*** The input ***
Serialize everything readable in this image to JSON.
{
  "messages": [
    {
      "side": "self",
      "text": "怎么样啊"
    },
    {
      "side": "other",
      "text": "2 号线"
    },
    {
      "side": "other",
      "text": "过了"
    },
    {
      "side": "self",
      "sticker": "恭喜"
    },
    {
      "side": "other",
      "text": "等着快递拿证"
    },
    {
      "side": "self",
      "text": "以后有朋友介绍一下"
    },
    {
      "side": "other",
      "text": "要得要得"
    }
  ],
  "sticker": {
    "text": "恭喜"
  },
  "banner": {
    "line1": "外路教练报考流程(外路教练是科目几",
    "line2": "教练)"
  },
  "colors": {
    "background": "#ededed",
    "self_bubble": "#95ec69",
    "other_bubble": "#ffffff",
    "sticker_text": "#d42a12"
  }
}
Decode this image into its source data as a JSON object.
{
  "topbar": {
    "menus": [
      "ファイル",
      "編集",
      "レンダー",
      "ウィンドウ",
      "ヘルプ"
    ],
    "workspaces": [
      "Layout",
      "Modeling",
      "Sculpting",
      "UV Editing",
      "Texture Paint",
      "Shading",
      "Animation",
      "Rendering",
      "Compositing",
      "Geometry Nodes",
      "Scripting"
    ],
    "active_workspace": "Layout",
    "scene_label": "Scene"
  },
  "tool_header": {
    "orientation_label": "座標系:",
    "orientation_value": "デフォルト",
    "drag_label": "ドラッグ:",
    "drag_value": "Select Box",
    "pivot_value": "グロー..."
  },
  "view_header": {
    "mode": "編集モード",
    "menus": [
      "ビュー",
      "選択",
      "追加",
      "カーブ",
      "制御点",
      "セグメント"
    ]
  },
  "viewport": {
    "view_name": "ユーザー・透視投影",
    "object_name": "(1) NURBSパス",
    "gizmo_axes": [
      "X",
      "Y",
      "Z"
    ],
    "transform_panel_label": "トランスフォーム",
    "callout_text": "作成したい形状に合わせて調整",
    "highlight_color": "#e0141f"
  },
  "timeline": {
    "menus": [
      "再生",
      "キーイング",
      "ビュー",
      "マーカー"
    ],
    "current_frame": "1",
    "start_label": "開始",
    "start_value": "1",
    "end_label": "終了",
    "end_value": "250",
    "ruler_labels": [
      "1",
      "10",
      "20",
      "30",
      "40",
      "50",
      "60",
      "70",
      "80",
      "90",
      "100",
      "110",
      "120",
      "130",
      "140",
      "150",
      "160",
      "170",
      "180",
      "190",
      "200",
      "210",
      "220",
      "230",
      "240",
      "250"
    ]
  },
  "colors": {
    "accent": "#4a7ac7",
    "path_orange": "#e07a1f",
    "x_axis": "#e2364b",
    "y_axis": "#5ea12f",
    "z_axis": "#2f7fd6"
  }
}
***
• Task: Output all of the data again. Match it exactly.

• Answer to the task:
Serialize everything readable in this image to JSON.
{
  "messages": [
    {
      "side": "self",
      "text": "怎么样啊"
    },
    {
      "side": "other",
      "text": "2 号线"
    },
    {
      "side": "other",
      "text": "过了"
    },
    {
      "side": "self",
      "sticker": "恭喜"
    },
    {
      "side": "other",
      "text": "等着快递拿证"
    },
    {
      "side": "self",
      "text": "以后有朋友介绍一下"
    },
    {
      "side": "other",
      "text": "要得要得"
    }
  ],
  "sticker": {
    "text": "恭喜"
  },
  "banner": {
    "line1": "外路教练报考流程(外路教练是科目几",
    "line2": "教练)"
  },
  "colors": {
    "background": "#ededed",
    "self_bubble": "#95ec69",
    "other_bubble": "#ffffff",
    "sticker_text": "#d42a12"
  }
}
Decode this image into its source data as a JSON object.
{
  "topbar": {
    "menus": [
      "ファイル",
      "編集",
      "レンダー",
      "ウィンドウ",
      "ヘルプ"
    ],
    "workspaces": [
      "Layout",
      "Modeling",
      "Sculpting",
      "UV Editing",
      "Texture Paint",
      "Shading",
      "Animation",
      "Rendering",
      "Compositing",
      "Geometry Nodes",
      "Scripting"
    ],
    "active_workspace": "Layout",
    "scene_label": "Scene"
  },
  "tool_header": {
    "orientation_label": "座標系:",
    "orientation_value": "デフォルト",
    "drag_label": "ドラッグ:",
    "drag_value": "Select Box",
    "pivot_value": "グロー..."
  },
  "view_header": {
    "mode": "編集モード",
    "menus": [
      "ビュー",
      "選択",
      "追加",
      "カーブ",
      "制御点",
      "セグメント"
    ]
  },
  "viewport": {
    "view_name": "ユーザー・透視投影",
    "object_name": "(1) NURBSパス",
    "gizmo_axes": [
      "X",
      "Y",
      "Z"
    ],
    "transform_panel_label": "トランスフォーム",
    "callout_text": "作成したい形状に合わせて調整",
    "highlight_color": "#e0141f"
  },
  "timeline": {
    "menus": [
      "再生",
      "キーイング",
      "ビュー",
      "マーカー"
    ],
    "current_frame": "1",
    "start_label": "開始",
    "start_value": "1",
    "end_label": "終了",
    "end_value": "250",
    "ruler_labels": [
      "1",
      "10",
      "20",
      "30",
      "40",
      "50",
      "60",
      "70",
      "80",
      "90",
      "100",
      "110",
      "120",
      "130",
      "140",
      "150",
      "160",
      "170",
      "180",
      "190",
      "200",
      "210",
      "220",
      "230",
      "240",
      "250"
    ]
  },
  "colors": {
    "accent": "#4a7ac7",
    "path_orange": "#e07a1f",
    "x_axis": "#e2364b",
    "y_axis": "#5ea12f",
    "z_axis": "#2f7fd6"
  }
}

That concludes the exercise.